WHAT IS REQUIRED
Report the total number of lines that include the string "symbol", without any other text.

Begin

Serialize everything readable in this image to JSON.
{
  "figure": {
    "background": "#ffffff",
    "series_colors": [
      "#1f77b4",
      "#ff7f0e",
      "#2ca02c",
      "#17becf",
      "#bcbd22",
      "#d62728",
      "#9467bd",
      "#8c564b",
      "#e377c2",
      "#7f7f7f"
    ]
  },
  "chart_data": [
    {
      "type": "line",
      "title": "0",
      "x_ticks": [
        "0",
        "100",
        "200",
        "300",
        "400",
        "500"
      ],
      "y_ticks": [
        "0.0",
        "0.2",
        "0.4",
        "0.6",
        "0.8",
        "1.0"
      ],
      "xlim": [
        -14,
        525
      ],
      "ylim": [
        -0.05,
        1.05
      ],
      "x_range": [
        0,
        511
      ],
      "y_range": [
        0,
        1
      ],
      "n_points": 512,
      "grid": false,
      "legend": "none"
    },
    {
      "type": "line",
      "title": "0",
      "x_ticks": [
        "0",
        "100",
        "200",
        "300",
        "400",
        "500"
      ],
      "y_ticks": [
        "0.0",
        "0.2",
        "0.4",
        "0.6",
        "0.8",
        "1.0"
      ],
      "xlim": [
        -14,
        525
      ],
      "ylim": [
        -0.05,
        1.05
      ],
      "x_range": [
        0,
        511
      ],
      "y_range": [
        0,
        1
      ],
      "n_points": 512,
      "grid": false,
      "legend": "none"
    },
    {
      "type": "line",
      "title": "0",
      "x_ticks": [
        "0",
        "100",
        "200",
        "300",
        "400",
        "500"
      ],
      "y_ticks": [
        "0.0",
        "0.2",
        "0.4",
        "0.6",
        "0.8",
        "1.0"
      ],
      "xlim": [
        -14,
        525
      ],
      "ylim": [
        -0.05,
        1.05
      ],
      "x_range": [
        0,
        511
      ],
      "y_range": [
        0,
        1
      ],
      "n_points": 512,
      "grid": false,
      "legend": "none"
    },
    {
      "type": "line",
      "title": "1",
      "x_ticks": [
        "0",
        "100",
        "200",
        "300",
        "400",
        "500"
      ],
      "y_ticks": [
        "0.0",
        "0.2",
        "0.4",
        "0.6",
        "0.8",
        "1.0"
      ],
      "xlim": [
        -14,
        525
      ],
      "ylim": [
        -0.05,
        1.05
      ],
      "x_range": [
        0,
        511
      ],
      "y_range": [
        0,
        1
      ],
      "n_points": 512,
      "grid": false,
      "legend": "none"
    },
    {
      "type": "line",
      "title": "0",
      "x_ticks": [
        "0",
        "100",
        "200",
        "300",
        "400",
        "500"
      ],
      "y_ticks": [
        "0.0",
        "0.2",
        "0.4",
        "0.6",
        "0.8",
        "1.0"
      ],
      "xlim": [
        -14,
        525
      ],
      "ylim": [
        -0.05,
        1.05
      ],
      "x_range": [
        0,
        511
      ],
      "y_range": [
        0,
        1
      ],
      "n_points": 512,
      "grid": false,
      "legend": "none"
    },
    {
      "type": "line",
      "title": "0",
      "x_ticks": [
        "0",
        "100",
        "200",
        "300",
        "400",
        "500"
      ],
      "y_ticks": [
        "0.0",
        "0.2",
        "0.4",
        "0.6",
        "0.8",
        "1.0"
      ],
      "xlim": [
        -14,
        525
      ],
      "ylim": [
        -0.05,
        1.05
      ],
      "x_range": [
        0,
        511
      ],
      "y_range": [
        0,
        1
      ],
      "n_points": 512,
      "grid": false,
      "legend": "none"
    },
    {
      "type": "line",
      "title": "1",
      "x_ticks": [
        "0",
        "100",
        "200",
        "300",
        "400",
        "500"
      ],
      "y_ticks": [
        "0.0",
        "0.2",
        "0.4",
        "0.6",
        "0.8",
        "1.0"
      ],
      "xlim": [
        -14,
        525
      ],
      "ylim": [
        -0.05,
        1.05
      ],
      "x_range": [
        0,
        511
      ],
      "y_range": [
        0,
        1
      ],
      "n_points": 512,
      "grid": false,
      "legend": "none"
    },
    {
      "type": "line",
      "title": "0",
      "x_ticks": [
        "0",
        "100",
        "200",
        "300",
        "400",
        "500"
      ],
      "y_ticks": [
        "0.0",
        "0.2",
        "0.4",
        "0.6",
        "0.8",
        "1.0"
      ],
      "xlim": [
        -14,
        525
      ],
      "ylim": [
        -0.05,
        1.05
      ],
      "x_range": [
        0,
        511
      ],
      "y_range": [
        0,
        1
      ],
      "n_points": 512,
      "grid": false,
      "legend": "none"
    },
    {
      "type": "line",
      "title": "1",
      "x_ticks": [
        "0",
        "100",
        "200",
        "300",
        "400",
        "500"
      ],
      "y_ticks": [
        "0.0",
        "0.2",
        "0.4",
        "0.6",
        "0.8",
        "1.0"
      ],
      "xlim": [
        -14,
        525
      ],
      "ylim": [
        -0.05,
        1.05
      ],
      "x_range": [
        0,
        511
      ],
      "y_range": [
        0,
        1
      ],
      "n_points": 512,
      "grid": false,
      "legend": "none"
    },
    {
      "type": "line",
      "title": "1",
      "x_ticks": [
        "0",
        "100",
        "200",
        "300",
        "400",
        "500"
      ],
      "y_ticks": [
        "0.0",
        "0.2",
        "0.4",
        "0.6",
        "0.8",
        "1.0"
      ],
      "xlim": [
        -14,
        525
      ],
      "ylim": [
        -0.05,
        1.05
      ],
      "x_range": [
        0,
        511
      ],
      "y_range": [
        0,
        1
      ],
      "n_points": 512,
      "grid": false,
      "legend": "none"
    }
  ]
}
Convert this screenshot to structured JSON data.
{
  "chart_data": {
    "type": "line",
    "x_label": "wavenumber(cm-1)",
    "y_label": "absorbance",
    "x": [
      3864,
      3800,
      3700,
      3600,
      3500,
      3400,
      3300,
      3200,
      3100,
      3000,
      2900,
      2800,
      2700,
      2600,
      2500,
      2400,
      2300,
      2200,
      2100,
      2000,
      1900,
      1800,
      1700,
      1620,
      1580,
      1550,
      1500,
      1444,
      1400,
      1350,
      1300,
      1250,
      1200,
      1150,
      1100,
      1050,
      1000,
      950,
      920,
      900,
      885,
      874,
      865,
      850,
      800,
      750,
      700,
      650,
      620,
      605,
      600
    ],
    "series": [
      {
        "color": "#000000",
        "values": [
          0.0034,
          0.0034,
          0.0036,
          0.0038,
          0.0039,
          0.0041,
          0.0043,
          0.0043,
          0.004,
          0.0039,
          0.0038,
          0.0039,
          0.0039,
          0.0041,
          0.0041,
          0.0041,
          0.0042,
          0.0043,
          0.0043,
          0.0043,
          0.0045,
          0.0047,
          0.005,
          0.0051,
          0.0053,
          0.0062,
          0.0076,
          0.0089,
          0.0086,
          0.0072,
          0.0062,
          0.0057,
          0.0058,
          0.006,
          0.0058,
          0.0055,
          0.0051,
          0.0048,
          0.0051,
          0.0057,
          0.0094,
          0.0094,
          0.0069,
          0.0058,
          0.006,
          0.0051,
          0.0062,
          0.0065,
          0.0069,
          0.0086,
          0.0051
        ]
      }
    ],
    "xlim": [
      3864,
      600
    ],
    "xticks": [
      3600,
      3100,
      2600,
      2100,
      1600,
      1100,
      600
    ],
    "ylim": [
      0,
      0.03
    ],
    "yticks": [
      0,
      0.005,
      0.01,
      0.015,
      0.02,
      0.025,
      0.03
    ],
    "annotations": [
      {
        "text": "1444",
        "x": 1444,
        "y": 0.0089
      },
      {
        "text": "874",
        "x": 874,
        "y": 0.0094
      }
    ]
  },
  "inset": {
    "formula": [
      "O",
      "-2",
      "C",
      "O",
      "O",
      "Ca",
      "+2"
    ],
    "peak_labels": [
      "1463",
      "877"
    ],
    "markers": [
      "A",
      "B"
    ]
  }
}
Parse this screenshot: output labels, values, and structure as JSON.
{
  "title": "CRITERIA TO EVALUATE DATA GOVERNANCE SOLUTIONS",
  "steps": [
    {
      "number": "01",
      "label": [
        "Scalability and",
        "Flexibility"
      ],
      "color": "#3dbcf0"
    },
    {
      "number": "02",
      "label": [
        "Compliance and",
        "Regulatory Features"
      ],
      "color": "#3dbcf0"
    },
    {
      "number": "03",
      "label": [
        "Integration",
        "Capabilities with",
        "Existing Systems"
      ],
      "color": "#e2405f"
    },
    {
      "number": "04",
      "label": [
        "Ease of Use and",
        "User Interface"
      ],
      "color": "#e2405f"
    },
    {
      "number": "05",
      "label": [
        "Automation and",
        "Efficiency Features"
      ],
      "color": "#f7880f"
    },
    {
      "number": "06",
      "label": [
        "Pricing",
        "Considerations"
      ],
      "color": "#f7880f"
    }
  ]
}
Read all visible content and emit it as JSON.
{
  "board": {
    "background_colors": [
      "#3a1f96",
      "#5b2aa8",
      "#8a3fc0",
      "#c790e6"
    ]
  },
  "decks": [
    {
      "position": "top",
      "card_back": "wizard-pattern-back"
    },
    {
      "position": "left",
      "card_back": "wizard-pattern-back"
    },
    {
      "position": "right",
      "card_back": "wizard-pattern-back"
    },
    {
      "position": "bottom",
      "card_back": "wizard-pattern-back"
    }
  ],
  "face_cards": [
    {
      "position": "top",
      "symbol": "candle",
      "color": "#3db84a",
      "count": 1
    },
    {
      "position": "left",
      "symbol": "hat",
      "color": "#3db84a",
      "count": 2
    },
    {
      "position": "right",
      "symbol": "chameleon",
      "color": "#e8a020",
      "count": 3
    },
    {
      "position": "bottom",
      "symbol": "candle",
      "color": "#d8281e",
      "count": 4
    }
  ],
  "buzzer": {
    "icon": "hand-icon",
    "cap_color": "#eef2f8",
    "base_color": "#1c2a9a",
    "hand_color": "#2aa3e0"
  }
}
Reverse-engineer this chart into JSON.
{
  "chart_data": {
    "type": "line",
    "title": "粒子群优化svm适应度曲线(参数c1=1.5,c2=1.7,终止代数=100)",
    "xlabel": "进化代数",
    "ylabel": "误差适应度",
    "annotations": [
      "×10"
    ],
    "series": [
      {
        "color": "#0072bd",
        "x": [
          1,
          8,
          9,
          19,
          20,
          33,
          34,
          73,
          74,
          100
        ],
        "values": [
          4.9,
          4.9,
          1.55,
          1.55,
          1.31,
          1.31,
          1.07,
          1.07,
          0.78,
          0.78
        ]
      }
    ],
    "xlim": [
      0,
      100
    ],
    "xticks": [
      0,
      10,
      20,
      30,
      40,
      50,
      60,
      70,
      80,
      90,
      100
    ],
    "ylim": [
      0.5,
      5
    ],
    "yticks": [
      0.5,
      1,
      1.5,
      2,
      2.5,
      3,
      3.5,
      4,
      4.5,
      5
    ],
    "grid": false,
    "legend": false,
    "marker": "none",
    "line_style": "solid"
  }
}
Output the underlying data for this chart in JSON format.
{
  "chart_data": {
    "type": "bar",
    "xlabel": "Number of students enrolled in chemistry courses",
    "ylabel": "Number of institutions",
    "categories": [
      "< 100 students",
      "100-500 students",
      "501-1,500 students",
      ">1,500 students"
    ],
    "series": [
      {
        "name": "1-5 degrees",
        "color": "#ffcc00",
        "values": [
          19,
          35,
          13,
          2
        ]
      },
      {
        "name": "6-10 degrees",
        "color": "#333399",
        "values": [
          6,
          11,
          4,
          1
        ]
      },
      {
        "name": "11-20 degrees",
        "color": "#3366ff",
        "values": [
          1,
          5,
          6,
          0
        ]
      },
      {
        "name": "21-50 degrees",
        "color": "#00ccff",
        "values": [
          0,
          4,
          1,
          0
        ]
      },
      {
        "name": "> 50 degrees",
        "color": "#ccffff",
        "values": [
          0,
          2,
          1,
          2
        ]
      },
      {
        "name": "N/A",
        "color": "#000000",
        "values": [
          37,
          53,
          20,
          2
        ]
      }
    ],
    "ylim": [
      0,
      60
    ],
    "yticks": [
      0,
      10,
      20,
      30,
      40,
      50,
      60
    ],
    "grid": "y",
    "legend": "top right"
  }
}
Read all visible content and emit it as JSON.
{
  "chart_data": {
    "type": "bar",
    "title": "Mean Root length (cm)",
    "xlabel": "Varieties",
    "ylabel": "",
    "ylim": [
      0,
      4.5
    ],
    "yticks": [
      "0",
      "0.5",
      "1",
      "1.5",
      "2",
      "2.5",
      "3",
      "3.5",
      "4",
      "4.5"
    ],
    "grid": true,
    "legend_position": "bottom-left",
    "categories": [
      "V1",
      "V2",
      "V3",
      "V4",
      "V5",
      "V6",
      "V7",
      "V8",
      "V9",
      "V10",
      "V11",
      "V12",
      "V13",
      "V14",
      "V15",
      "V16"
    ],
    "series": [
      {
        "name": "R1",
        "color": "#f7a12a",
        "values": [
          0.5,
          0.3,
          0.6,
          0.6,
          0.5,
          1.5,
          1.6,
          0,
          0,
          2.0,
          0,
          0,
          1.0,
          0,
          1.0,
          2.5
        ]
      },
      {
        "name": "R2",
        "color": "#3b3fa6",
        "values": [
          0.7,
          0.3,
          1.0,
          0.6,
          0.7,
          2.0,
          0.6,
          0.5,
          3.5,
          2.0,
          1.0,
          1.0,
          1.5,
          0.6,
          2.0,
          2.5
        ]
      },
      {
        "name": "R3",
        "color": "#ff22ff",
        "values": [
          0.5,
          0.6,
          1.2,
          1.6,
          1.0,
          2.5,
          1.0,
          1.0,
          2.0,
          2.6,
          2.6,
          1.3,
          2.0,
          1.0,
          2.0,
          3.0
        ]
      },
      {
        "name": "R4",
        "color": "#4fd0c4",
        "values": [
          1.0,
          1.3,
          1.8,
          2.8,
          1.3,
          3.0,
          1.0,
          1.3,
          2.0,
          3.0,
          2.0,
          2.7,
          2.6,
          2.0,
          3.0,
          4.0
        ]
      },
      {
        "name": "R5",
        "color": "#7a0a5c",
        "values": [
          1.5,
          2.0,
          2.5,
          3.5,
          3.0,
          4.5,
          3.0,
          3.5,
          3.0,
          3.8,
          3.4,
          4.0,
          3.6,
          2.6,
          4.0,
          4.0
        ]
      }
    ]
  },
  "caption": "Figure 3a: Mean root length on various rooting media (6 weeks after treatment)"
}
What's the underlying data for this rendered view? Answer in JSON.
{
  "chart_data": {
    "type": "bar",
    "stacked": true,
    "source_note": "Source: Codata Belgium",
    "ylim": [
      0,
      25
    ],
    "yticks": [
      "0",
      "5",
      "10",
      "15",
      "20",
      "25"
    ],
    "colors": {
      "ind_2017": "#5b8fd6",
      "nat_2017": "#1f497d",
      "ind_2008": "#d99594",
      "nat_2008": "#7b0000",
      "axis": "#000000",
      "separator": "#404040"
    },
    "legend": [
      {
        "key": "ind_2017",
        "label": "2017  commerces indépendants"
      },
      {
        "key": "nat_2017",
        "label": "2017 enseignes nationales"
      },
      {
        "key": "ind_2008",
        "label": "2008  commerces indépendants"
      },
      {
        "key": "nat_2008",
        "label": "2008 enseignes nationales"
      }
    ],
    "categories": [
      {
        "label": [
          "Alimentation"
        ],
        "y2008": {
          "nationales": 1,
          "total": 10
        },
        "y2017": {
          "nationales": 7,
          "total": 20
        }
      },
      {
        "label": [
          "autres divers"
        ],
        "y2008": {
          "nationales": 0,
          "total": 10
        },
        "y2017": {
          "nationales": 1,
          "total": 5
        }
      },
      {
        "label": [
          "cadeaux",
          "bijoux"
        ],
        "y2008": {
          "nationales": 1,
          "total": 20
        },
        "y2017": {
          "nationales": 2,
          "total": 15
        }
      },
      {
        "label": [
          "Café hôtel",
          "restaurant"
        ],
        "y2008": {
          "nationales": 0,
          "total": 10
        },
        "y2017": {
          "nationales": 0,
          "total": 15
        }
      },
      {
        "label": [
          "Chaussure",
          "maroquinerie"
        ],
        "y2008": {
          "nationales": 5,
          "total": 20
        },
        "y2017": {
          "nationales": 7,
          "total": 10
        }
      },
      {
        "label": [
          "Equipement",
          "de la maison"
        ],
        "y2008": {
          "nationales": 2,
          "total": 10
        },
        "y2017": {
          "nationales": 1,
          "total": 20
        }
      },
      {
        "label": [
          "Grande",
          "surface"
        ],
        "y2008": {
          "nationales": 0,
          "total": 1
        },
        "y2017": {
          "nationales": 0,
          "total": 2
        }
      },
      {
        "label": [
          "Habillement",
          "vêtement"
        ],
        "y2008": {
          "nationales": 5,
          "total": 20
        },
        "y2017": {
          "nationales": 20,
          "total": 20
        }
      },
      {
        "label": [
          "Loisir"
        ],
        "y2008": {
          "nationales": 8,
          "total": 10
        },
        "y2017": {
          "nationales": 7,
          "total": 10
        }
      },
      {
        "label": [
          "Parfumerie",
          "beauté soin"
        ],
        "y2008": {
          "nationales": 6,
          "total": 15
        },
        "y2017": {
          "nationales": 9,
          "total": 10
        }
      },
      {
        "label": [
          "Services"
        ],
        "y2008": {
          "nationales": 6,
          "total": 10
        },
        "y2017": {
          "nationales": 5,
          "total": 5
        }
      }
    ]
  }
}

End

IN RESPONSE
4